* **Extracted material**
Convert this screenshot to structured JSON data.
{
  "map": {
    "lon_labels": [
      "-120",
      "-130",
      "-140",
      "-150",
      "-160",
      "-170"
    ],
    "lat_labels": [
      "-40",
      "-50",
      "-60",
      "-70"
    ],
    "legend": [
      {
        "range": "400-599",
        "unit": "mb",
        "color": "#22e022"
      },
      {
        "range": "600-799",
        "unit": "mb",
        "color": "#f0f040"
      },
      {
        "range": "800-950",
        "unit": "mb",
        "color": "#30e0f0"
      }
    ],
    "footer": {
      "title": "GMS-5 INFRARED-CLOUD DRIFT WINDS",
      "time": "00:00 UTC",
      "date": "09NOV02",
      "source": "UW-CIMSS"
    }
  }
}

* **Direction**
Set down the listing in full, keeping every word exactly as it is.

* **The response**
Convert this screenshot to structured JSON data.
{
  "map": {
    "lon_labels": [
      "-120",
      "-130",
      "-140",
      "-150",
      "-160",
      "-170"
    ],
    "lat_labels": [
      "-40",
      "-50",
      "-60",
      "-70"
    ],
    "legend": [
      {
        "range": "400-599",
        "unit": "mb",
        "color": "#22e022"
      },
      {
        "range": "600-799",
        "unit": "mb",
        "color": "#f0f040"
      },
      {
        "range": "800-950",
        "unit": "mb",
        "color": "#30e0f0"
      }
    ],
    "footer": {
      "title": "GMS-5 INFRARED-CLOUD DRIFT WINDS",
      "time": "00:00 UTC",
      "date": "09NOV02",
      "source": "UW-CIMSS"
    }
  }
}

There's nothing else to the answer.